Extract from the listing each line in which the word "ylabel" appears.

==== DATA PROVIDED ====

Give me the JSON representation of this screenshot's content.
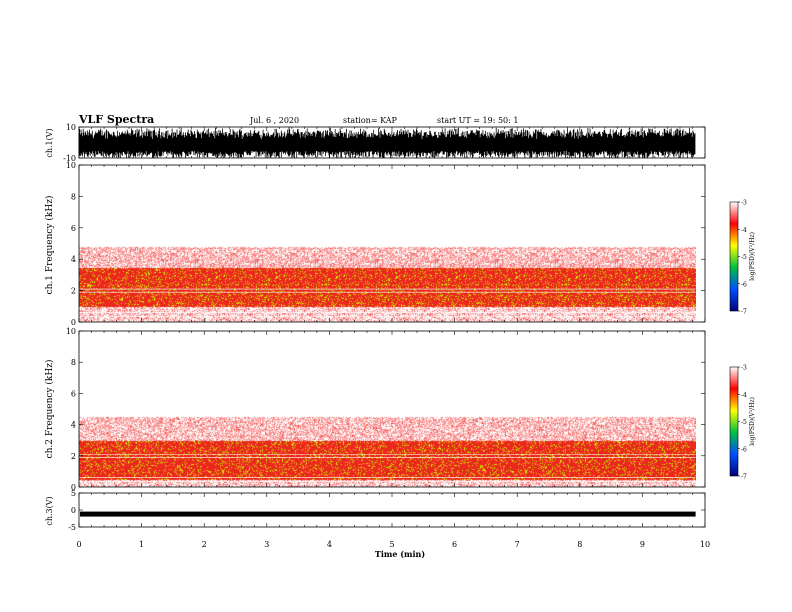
{
  "header": {
    "title": "VLF Spectra",
    "date": "Jul. 6 , 2020",
    "station": "station= KAP",
    "start_ut": "start UT = 19: 50: 1"
  },
  "colorbar": {
    "label": "log(PSD)(V²/Hz)",
    "ticks": [
      "-3",
      "-4",
      "-5",
      "-6",
      "-7"
    ],
    "range": [
      -7,
      -3
    ],
    "colors": [
      "#00007a",
      "#0050ff",
      "#00c040",
      "#ffff00",
      "#ff0000",
      "#ffffff"
    ]
  },
  "x_axis": {
    "label": "Time (min)",
    "ticks": [
      "0",
      "1",
      "2",
      "3",
      "4",
      "5",
      "6",
      "7",
      "8",
      "9",
      "10"
    ],
    "range": [
      0,
      10
    ]
  },
  "chart_data": [
    {
      "type": "line",
      "panel": "ch1-waveform",
      "ylabel": "ch.1(V)",
      "yticks": [
        "10",
        "-10"
      ],
      "ylim": [
        -10,
        10
      ],
      "xlim": [
        0,
        9.85
      ]
    },
    {
      "type": "heatmap",
      "panel": "ch1-spectrogram",
      "ylabel": "ch.1 Frequency (kHz)",
      "yticks": [
        "0",
        "2",
        "4",
        "6",
        "8",
        "10"
      ],
      "ylim": [
        0,
        10
      ],
      "xlim": [
        0,
        9.85
      ],
      "strong_band_khz": [
        1.0,
        3.5
      ],
      "moderate_band_khz": [
        3.5,
        4.8
      ],
      "peak_log_psd": -4.3
    },
    {
      "type": "heatmap",
      "panel": "ch2-spectrogram",
      "ylabel": "ch.2 Frequency (kHz)",
      "yticks": [
        "0",
        "2",
        "4",
        "6",
        "8",
        "10"
      ],
      "ylim": [
        0,
        10
      ],
      "xlim": [
        0,
        9.85
      ],
      "strong_band_khz": [
        0.5,
        3.0
      ],
      "moderate_band_khz": [
        3.0,
        4.5
      ],
      "peak_log_psd": -4.7
    },
    {
      "type": "line",
      "panel": "ch3-waveform",
      "ylabel": "ch.3(V)",
      "yticks": [
        "5",
        "0",
        "-5"
      ],
      "ylim": [
        -5,
        5
      ],
      "xlim": [
        0,
        9.85
      ],
      "level_v": -1.2
    }
  ]
}
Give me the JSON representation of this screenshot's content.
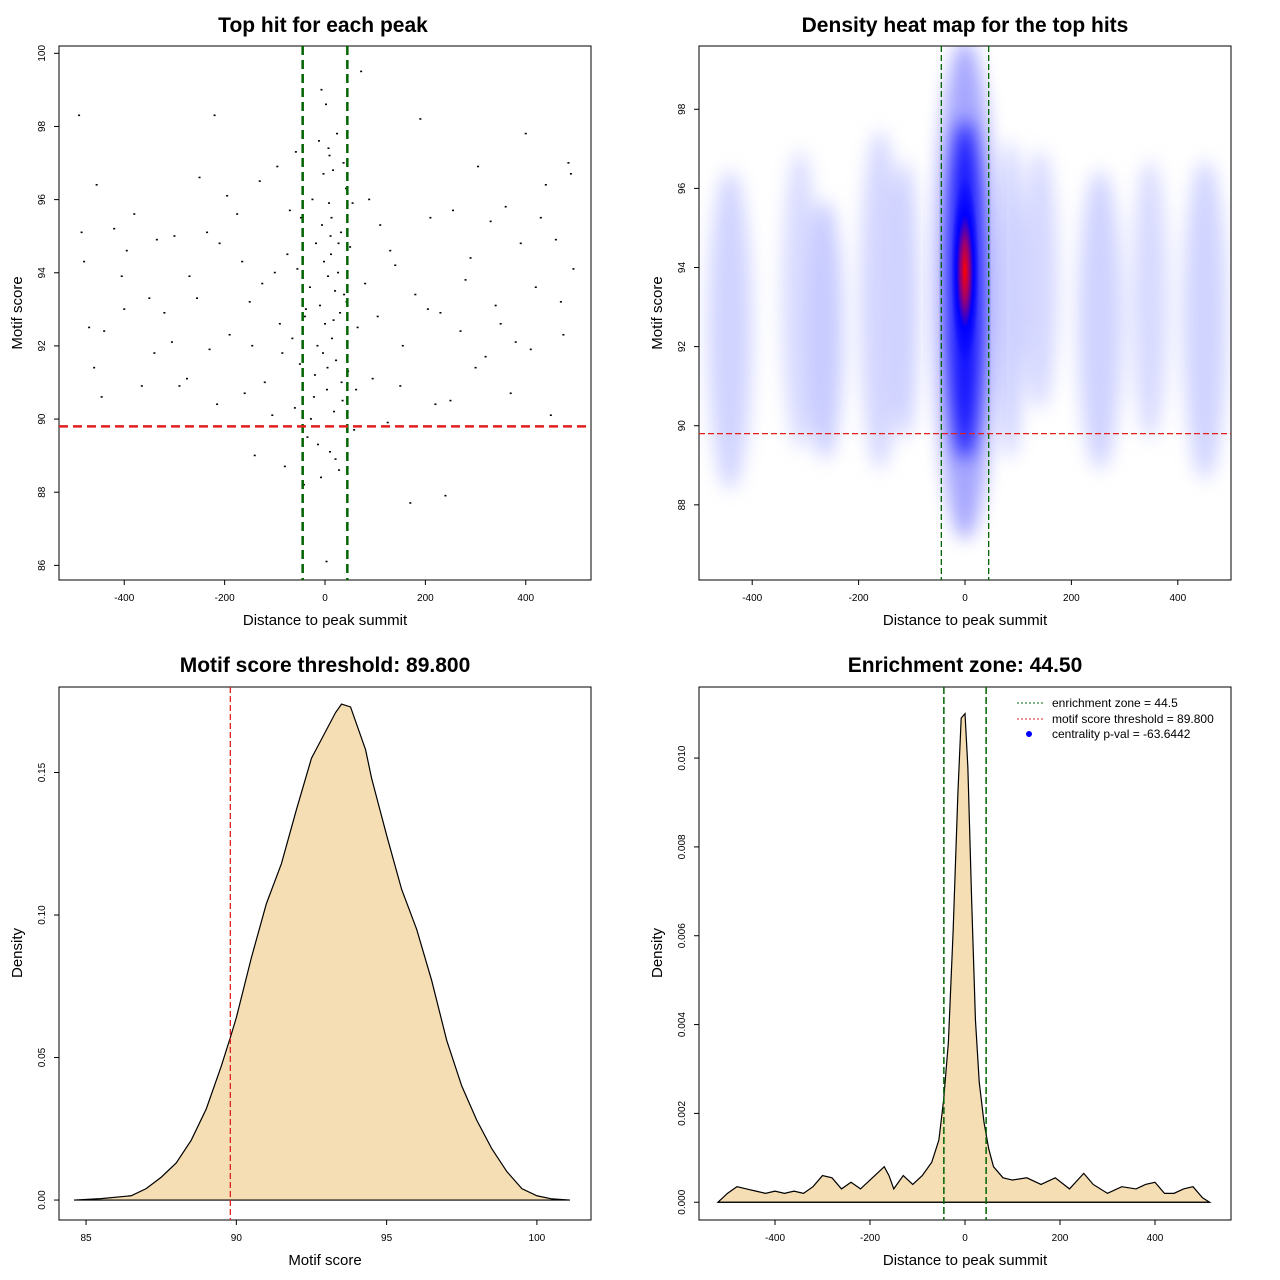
{
  "colors": {
    "threshold_line": "#e02020",
    "zone_line": "#006400",
    "density_fill": "#f5deb3",
    "heat_low": "#ffffff",
    "heat_mid": "#0000ff",
    "heat_high": "#ff0000",
    "legend_marker": "#0000ff",
    "points": "#000000"
  },
  "chart_data": [
    {
      "id": "scatter",
      "type": "scatter",
      "title": "Top hit for each peak",
      "xlabel": "Distance to peak summit",
      "ylabel": "Motif score",
      "xlim": [
        -530,
        530
      ],
      "ylim": [
        85.6,
        100.2
      ],
      "xticks": [
        -400,
        -200,
        0,
        200,
        400
      ],
      "xtick_labels": [
        "-400",
        "-200",
        "0",
        "200",
        "400"
      ],
      "yticks": [
        86,
        88,
        90,
        92,
        94,
        96,
        98,
        100
      ],
      "ytick_labels": [
        "86",
        "88",
        "90",
        "92",
        "94",
        "96",
        "98",
        "100"
      ],
      "threshold_y": 89.8,
      "zone_x": [
        -44.5,
        44.5
      ],
      "points": [
        [
          -490,
          98.3
        ],
        [
          -480,
          94.3
        ],
        [
          -455,
          96.4
        ],
        [
          -470,
          92.5
        ],
        [
          -460,
          91.4
        ],
        [
          -440,
          92.4
        ],
        [
          -420,
          95.2
        ],
        [
          -400,
          93.0
        ],
        [
          -395,
          94.6
        ],
        [
          -380,
          95.6
        ],
        [
          -350,
          93.3
        ],
        [
          -340,
          91.8
        ],
        [
          -320,
          92.9
        ],
        [
          -300,
          95.0
        ],
        [
          -290,
          90.9
        ],
        [
          -270,
          93.9
        ],
        [
          -250,
          96.6
        ],
        [
          -230,
          91.9
        ],
        [
          -220,
          98.3
        ],
        [
          -210,
          94.8
        ],
        [
          -190,
          92.3
        ],
        [
          -175,
          95.6
        ],
        [
          -160,
          90.7
        ],
        [
          -150,
          93.2
        ],
        [
          -140,
          89.0
        ],
        [
          -130,
          96.5
        ],
        [
          -120,
          91.0
        ],
        [
          -100,
          94.0
        ],
        [
          -90,
          92.6
        ],
        [
          -80,
          88.7
        ],
        [
          -70,
          95.7
        ],
        [
          -60,
          90.3
        ],
        [
          -55,
          94.1
        ],
        [
          -50,
          91.5
        ],
        [
          -45,
          87.5
        ],
        [
          -40,
          92.8
        ],
        [
          -35,
          89.5
        ],
        [
          -30,
          93.6
        ],
        [
          -25,
          96.0
        ],
        [
          -22,
          90.6
        ],
        [
          -20,
          91.2
        ],
        [
          -18,
          94.8
        ],
        [
          -15,
          92.0
        ],
        [
          -12,
          97.6
        ],
        [
          -10,
          93.1
        ],
        [
          -8,
          88.4
        ],
        [
          -6,
          95.3
        ],
        [
          -4,
          91.8
        ],
        [
          -2,
          94.3
        ],
        [
          0,
          92.6
        ],
        [
          2,
          98.6
        ],
        [
          4,
          90.8
        ],
        [
          6,
          93.9
        ],
        [
          8,
          95.9
        ],
        [
          10,
          89.1
        ],
        [
          12,
          94.5
        ],
        [
          14,
          92.2
        ],
        [
          16,
          96.8
        ],
        [
          18,
          90.2
        ],
        [
          20,
          93.5
        ],
        [
          22,
          91.6
        ],
        [
          24,
          97.8
        ],
        [
          26,
          94.0
        ],
        [
          28,
          88.6
        ],
        [
          30,
          92.9
        ],
        [
          32,
          95.1
        ],
        [
          35,
          90.5
        ],
        [
          38,
          93.4
        ],
        [
          42,
          96.3
        ],
        [
          46,
          91.3
        ],
        [
          50,
          94.7
        ],
        [
          58,
          89.7
        ],
        [
          65,
          92.5
        ],
        [
          72,
          99.5
        ],
        [
          80,
          93.7
        ],
        [
          95,
          91.1
        ],
        [
          110,
          95.3
        ],
        [
          125,
          89.9
        ],
        [
          140,
          94.2
        ],
        [
          155,
          92.0
        ],
        [
          170,
          87.7
        ],
        [
          190,
          98.2
        ],
        [
          205,
          93.0
        ],
        [
          220,
          90.4
        ],
        [
          240,
          87.9
        ],
        [
          255,
          95.7
        ],
        [
          270,
          92.4
        ],
        [
          290,
          94.4
        ],
        [
          305,
          96.9
        ],
        [
          320,
          91.7
        ],
        [
          340,
          93.1
        ],
        [
          360,
          95.8
        ],
        [
          380,
          92.1
        ],
        [
          400,
          97.8
        ],
        [
          420,
          93.6
        ],
        [
          440,
          96.4
        ],
        [
          460,
          94.9
        ],
        [
          475,
          92.3
        ],
        [
          485,
          97.0
        ],
        [
          495,
          94.1
        ],
        [
          -485,
          95.1
        ],
        [
          -445,
          90.6
        ],
        [
          -405,
          93.9
        ],
        [
          -365,
          90.9
        ],
        [
          -335,
          94.9
        ],
        [
          -305,
          92.1
        ],
        [
          -275,
          91.1
        ],
        [
          -255,
          93.3
        ],
        [
          -235,
          95.1
        ],
        [
          -215,
          90.4
        ],
        [
          -195,
          96.1
        ],
        [
          -165,
          94.3
        ],
        [
          -145,
          92.0
        ],
        [
          -125,
          93.7
        ],
        [
          -105,
          90.1
        ],
        [
          -95,
          96.9
        ],
        [
          -85,
          91.8
        ],
        [
          -75,
          94.5
        ],
        [
          -65,
          92.2
        ],
        [
          -58,
          97.3
        ],
        [
          -48,
          95.5
        ],
        [
          -42,
          88.2
        ],
        [
          -38,
          93.0
        ],
        [
          -28,
          90.0
        ],
        [
          -14,
          89.3
        ],
        [
          3,
          86.1
        ],
        [
          5,
          91.4
        ],
        [
          9,
          97.2
        ],
        [
          13,
          95.5
        ],
        [
          17,
          92.7
        ],
        [
          21,
          88.9
        ],
        [
          27,
          94.8
        ],
        [
          33,
          91.0
        ],
        [
          37,
          97.0
        ],
        [
          43,
          93.2
        ],
        [
          55,
          95.9
        ],
        [
          62,
          90.8
        ],
        [
          88,
          96.0
        ],
        [
          105,
          92.8
        ],
        [
          130,
          94.6
        ],
        [
          150,
          90.9
        ],
        [
          180,
          93.4
        ],
        [
          210,
          95.5
        ],
        [
          230,
          92.9
        ],
        [
          250,
          90.5
        ],
        [
          280,
          93.8
        ],
        [
          300,
          91.4
        ],
        [
          330,
          95.4
        ],
        [
          350,
          92.6
        ],
        [
          370,
          90.7
        ],
        [
          390,
          94.8
        ],
        [
          410,
          91.9
        ],
        [
          430,
          95.5
        ],
        [
          450,
          90.1
        ],
        [
          470,
          93.2
        ],
        [
          490,
          96.7
        ],
        [
          -7,
          99.0
        ],
        [
          7,
          97.4
        ],
        [
          -3,
          96.7
        ],
        [
          11,
          95.0
        ]
      ]
    },
    {
      "id": "heatmap",
      "type": "heatmap",
      "title": "Density heat map for the top hits",
      "xlabel": "Distance to peak summit",
      "ylabel": "Motif score",
      "xlim": [
        -500,
        500
      ],
      "ylim": [
        86.1,
        99.6
      ],
      "xticks": [
        -400,
        -200,
        0,
        200,
        400
      ],
      "xtick_labels": [
        "-400",
        "-200",
        "0",
        "200",
        "400"
      ],
      "yticks": [
        88,
        90,
        92,
        94,
        96,
        98
      ],
      "ytick_labels": [
        "88",
        "90",
        "92",
        "94",
        "96",
        "98"
      ],
      "threshold_y": 89.8,
      "zone_x": [
        -44.5,
        44.5
      ],
      "peak_center": [
        0,
        93.9
      ]
    },
    {
      "id": "density-score",
      "type": "area",
      "title": "Motif score threshold: 89.800",
      "xlabel": "Motif score",
      "ylabel": "Density",
      "xlim": [
        84.1,
        101.8
      ],
      "ylim": [
        -0.007,
        0.18
      ],
      "xticks": [
        85,
        90,
        95,
        100
      ],
      "xtick_labels": [
        "85",
        "90",
        "95",
        "100"
      ],
      "yticks": [
        0.0,
        0.05,
        0.1,
        0.15
      ],
      "ytick_labels": [
        "0.00",
        "0.05",
        "0.10",
        "0.15"
      ],
      "threshold_x": 89.8,
      "x": [
        84.6,
        85.5,
        86.5,
        87.0,
        87.5,
        88.0,
        88.5,
        89.0,
        89.5,
        89.8,
        90.0,
        90.5,
        91.0,
        91.5,
        92.0,
        92.5,
        93.0,
        93.3,
        93.5,
        93.8,
        94.0,
        94.3,
        94.5,
        95.0,
        95.5,
        96.0,
        96.5,
        97.0,
        97.5,
        98.0,
        98.5,
        99.0,
        99.5,
        100.0,
        100.5,
        101.1
      ],
      "y": [
        0.0,
        0.0005,
        0.0015,
        0.004,
        0.008,
        0.013,
        0.021,
        0.032,
        0.047,
        0.057,
        0.064,
        0.085,
        0.104,
        0.118,
        0.137,
        0.155,
        0.165,
        0.171,
        0.174,
        0.173,
        0.167,
        0.158,
        0.148,
        0.128,
        0.109,
        0.095,
        0.077,
        0.056,
        0.04,
        0.028,
        0.018,
        0.01,
        0.004,
        0.0015,
        0.0004,
        0.0
      ]
    },
    {
      "id": "density-distance",
      "type": "area",
      "title": "Enrichment zone: 44.50",
      "xlabel": "Distance to peak summit",
      "ylabel": "Density",
      "xlim": [
        -560,
        560
      ],
      "ylim": [
        -0.0004,
        0.0116
      ],
      "xticks": [
        -400,
        -200,
        0,
        200,
        400
      ],
      "xtick_labels": [
        "-400",
        "-200",
        "0",
        "200",
        "400"
      ],
      "yticks": [
        0.0,
        0.002,
        0.004,
        0.006,
        0.008,
        0.01
      ],
      "ytick_labels": [
        "0.000",
        "0.002",
        "0.004",
        "0.006",
        "0.008",
        "0.010"
      ],
      "zone_x": [
        -44.5,
        44.5
      ],
      "x": [
        -520,
        -500,
        -480,
        -460,
        -440,
        -420,
        -400,
        -380,
        -360,
        -340,
        -320,
        -300,
        -280,
        -260,
        -240,
        -220,
        -200,
        -180,
        -170,
        -160,
        -150,
        -130,
        -110,
        -90,
        -70,
        -55,
        -45,
        -35,
        -25,
        -15,
        -8,
        0,
        6,
        14,
        22,
        30,
        40,
        50,
        60,
        80,
        100,
        130,
        160,
        190,
        220,
        250,
        270,
        300,
        330,
        360,
        380,
        400,
        420,
        440,
        460,
        480,
        500,
        515
      ],
      "y": [
        0.0,
        0.0002,
        0.00035,
        0.0003,
        0.00025,
        0.0002,
        0.00025,
        0.0002,
        0.00025,
        0.0002,
        0.00035,
        0.0006,
        0.00055,
        0.0003,
        0.00045,
        0.0003,
        0.0005,
        0.0007,
        0.0008,
        0.0006,
        0.0003,
        0.0006,
        0.0004,
        0.0006,
        0.0009,
        0.0014,
        0.0023,
        0.0036,
        0.0061,
        0.0092,
        0.0109,
        0.011,
        0.0098,
        0.0068,
        0.0041,
        0.0027,
        0.0018,
        0.0012,
        0.0008,
        0.00055,
        0.0005,
        0.00055,
        0.0004,
        0.00055,
        0.0003,
        0.00065,
        0.0004,
        0.0002,
        0.00035,
        0.0003,
        0.0004,
        0.00045,
        0.0002,
        0.0002,
        0.0003,
        0.00035,
        0.0001,
        0.0
      ],
      "legend": {
        "position": "top-right",
        "entries": [
          {
            "label": "enrichment zone = 44.5",
            "kind": "dotted-line",
            "color": "#006400"
          },
          {
            "label": "motif score threshold = 89.800",
            "kind": "dotted-line",
            "color": "#e02020"
          },
          {
            "label": "centrality p-val = -63.6442",
            "kind": "dot",
            "color": "#0000ff"
          }
        ]
      }
    }
  ]
}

====

**SOLUTION FOR THIS TASK**.
      "ylabel": "ch.1(V)",
      "ylabel": "ch.1 Frequency (kHz)",
      "ylabel": "ch.2 Frequency (kHz)",
      "ylabel": "ch.3(V)",
      "ylabel": "Motif score",
      "ylabel": "Motif score",
      "ylabel": "Density",
      "ylabel": "Density",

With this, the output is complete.